» **GIVEN INSTRUCTION**: Retype the records that come next, word for word.

» **Dataset rows about figures**:
-- start --

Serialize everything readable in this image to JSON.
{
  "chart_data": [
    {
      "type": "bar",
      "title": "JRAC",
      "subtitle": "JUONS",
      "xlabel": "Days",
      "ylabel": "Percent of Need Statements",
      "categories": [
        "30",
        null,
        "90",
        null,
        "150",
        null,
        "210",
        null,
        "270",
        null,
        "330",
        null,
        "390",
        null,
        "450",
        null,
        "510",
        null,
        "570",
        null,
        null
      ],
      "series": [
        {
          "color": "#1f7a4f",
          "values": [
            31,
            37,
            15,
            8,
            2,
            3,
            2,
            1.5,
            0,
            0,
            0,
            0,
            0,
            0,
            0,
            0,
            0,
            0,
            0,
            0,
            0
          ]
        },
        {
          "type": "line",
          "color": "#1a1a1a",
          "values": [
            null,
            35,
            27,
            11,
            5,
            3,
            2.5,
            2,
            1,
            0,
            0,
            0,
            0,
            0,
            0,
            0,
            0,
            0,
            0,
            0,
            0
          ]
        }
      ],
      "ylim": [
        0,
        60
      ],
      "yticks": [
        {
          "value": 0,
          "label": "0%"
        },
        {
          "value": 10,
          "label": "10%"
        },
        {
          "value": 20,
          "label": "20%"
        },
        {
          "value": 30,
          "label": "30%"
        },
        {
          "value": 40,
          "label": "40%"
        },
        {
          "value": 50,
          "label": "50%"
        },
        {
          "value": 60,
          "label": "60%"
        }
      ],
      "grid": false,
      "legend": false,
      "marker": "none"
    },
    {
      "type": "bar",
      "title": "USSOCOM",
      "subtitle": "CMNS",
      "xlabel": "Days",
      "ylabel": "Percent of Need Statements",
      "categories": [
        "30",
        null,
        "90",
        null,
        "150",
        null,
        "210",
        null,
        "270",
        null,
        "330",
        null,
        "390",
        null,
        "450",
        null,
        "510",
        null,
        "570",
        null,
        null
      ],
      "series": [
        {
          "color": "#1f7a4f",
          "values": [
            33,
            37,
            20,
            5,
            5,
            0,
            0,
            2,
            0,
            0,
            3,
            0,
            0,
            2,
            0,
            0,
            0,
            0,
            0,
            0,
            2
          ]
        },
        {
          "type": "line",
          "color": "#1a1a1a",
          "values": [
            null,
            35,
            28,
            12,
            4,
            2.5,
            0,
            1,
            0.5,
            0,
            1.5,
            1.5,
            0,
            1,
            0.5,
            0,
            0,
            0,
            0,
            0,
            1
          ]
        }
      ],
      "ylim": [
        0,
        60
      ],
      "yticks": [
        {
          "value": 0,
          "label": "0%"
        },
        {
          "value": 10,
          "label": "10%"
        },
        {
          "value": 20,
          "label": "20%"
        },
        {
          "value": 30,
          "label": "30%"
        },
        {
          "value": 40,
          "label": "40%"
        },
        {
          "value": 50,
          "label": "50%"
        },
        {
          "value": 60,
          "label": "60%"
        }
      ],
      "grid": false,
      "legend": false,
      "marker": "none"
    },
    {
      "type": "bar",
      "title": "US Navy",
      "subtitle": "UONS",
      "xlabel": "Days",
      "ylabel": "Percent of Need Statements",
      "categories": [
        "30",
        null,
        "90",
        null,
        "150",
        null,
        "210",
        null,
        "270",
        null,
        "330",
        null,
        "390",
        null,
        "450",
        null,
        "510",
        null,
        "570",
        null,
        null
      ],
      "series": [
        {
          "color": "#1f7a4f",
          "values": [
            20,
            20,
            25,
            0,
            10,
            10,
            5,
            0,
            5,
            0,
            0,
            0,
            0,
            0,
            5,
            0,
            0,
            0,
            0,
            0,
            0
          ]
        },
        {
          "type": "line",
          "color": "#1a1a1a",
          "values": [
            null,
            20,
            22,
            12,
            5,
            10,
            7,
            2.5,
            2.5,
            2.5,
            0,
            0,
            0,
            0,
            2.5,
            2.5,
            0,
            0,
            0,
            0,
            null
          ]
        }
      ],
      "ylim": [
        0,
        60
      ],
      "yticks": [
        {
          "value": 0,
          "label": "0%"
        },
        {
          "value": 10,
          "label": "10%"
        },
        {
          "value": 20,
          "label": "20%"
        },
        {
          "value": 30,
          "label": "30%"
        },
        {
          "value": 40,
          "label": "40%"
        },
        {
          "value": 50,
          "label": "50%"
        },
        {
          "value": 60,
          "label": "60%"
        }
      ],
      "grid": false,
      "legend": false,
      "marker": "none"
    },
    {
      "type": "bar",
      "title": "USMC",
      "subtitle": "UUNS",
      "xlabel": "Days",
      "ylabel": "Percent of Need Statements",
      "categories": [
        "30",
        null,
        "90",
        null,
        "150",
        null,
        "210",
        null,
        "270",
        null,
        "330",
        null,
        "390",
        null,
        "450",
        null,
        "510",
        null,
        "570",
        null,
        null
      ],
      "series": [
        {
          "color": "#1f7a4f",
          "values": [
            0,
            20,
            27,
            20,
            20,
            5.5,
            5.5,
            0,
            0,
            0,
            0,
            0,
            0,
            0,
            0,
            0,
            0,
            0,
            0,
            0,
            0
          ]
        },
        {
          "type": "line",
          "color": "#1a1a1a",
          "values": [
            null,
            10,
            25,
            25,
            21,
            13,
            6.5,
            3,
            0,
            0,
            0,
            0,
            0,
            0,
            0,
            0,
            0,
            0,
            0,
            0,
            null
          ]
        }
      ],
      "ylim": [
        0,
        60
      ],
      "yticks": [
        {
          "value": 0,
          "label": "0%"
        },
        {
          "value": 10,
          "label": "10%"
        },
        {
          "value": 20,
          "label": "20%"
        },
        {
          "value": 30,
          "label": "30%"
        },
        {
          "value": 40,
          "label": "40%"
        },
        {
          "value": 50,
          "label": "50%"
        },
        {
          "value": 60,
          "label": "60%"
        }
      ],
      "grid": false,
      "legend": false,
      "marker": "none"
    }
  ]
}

-- end --

» **RESPONSE TO THIS EXERCISE**:
Serialize everything readable in this image to JSON.
{
  "chart_data": [
    {
      "type": "bar",
      "title": "JRAC",
      "subtitle": "JUONS",
      "xlabel": "Days",
      "ylabel": "Percent of Need Statements",
      "categories": [
        "30",
        null,
        "90",
        null,
        "150",
        null,
        "210",
        null,
        "270",
        null,
        "330",
        null,
        "390",
        null,
        "450",
        null,
        "510",
        null,
        "570",
        null,
        null
      ],
      "series": [
        {
          "color": "#1f7a4f",
          "values": [
            31,
            37,
            15,
            8,
            2,
            3,
            2,
            1.5,
            0,
            0,
            0,
            0,
            0,
            0,
            0,
            0,
            0,
            0,
            0,
            0,
            0
          ]
        },
        {
          "type": "line",
          "color": "#1a1a1a",
          "values": [
            null,
            35,
            27,
            11,
            5,
            3,
            2.5,
            2,
            1,
            0,
            0,
            0,
            0,
            0,
            0,
            0,
            0,
            0,
            0,
            0,
            0
          ]
        }
      ],
      "ylim": [
        0,
        60
      ],
      "yticks": [
        {
          "value": 0,
          "label": "0%"
        },
        {
          "value": 10,
          "label": "10%"
        },
        {
          "value": 20,
          "label": "20%"
        },
        {
          "value": 30,
          "label": "30%"
        },
        {
          "value": 40,
          "label": "40%"
        },
        {
          "value": 50,
          "label": "50%"
        },
        {
          "value": 60,
          "label": "60%"
        }
      ],
      "grid": false,
      "legend": false,
      "marker": "none"
    },
    {
      "type": "bar",
      "title": "USSOCOM",
      "subtitle": "CMNS",
      "xlabel": "Days",
      "ylabel": "Percent of Need Statements",
      "categories": [
        "30",
        null,
        "90",
        null,
        "150",
        null,
        "210",
        null,
        "270",
        null,
        "330",
        null,
        "390",
        null,
        "450",
        null,
        "510",
        null,
        "570",
        null,
        null
      ],
      "series": [
        {
          "color": "#1f7a4f",
          "values": [
            33,
            37,
            20,
            5,
            5,
            0,
            0,
            2,
            0,
            0,
            3,
            0,
            0,
            2,
            0,
            0,
            0,
            0,
            0,
            0,
            2
          ]
        },
        {
          "type": "line",
          "color": "#1a1a1a",
          "values": [
            null,
            35,
            28,
            12,
            4,
            2.5,
            0,
            1,
            0.5,
            0,
            1.5,
            1.5,
            0,
            1,
            0.5,
            0,
            0,
            0,
            0,
            0,
            1
          ]
        }
      ],
      "ylim": [
        0,
        60
      ],
      "yticks": [
        {
          "value": 0,
          "label": "0%"
        },
        {
          "value": 10,
          "label": "10%"
        },
        {
          "value": 20,
          "label": "20%"
        },
        {
          "value": 30,
          "label": "30%"
        },
        {
          "value": 40,
          "label": "40%"
        },
        {
          "value": 50,
          "label": "50%"
        },
        {
          "value": 60,
          "label": "60%"
        }
      ],
      "grid": false,
      "legend": false,
      "marker": "none"
    },
    {
      "type": "bar",
      "title": "US Navy",
      "subtitle": "UONS",
      "xlabel": "Days",
      "ylabel": "Percent of Need Statements",
      "categories": [
        "30",
        null,
        "90",
        null,
        "150",
        null,
        "210",
        null,
        "270",
        null,
        "330",
        null,
        "390",
        null,
        "450",
        null,
        "510",
        null,
        "570",
        null,
        null
      ],
      "series": [
        {
          "color": "#1f7a4f",
          "values": [
            20,
            20,
            25,
            0,
            10,
            10,
            5,
            0,
            5,
            0,
            0,
            0,
            0,
            0,
            5,
            0,
            0,
            0,
            0,
            0,
            0
          ]
        },
        {
          "type": "line",
          "color": "#1a1a1a",
          "values": [
            null,
            20,
            22,
            12,
            5,
            10,
            7,
            2.5,
            2.5,
            2.5,
            0,
            0,
            0,
            0,
            2.5,
            2.5,
            0,
            0,
            0,
            0,
            null
          ]
        }
      ],
      "ylim": [
        0,
        60
      ],
      "yticks": [
        {
          "value": 0,
          "label": "0%"
        },
        {
          "value": 10,
          "label": "10%"
        },
        {
          "value": 20,
          "label": "20%"
        },
        {
          "value": 30,
          "label": "30%"
        },
        {
          "value": 40,
          "label": "40%"
        },
        {
          "value": 50,
          "label": "50%"
        },
        {
          "value": 60,
          "label": "60%"
        }
      ],
      "grid": false,
      "legend": false,
      "marker": "none"
    },
    {
      "type": "bar",
      "title": "USMC",
      "subtitle": "UUNS",
      "xlabel": "Days",
      "ylabel": "Percent of Need Statements",
      "categories": [
        "30",
        null,
        "90",
        null,
        "150",
        null,
        "210",
        null,
        "270",
        null,
        "330",
        null,
        "390",
        null,
        "450",
        null,
        "510",
        null,
        "570",
        null,
        null
      ],
      "series": [
        {
          "color": "#1f7a4f",
          "values": [
            0,
            20,
            27,
            20,
            20,
            5.5,
            5.5,
            0,
            0,
            0,
            0,
            0,
            0,
            0,
            0,
            0,
            0,
            0,
            0,
            0,
            0
          ]
        },
        {
          "type": "line",
          "color": "#1a1a1a",
          "values": [
            null,
            10,
            25,
            25,
            21,
            13,
            6.5,
            3,
            0,
            0,
            0,
            0,
            0,
            0,
            0,
            0,
            0,
            0,
            0,
            0,
            null
          ]
        }
      ],
      "ylim": [
        0,
        60
      ],
      "yticks": [
        {
          "value": 0,
          "label": "0%"
        },
        {
          "value": 10,
          "label": "10%"
        },
        {
          "value": 20,
          "label": "20%"
        },
        {
          "value": 30,
          "label": "30%"
        },
        {
          "value": 40,
          "label": "40%"
        },
        {
          "value": 50,
          "label": "50%"
        },
        {
          "value": 60,
          "label": "60%"
        }
      ],
      "grid": false,
      "legend": false,
      "marker": "none"
    }
  ]
}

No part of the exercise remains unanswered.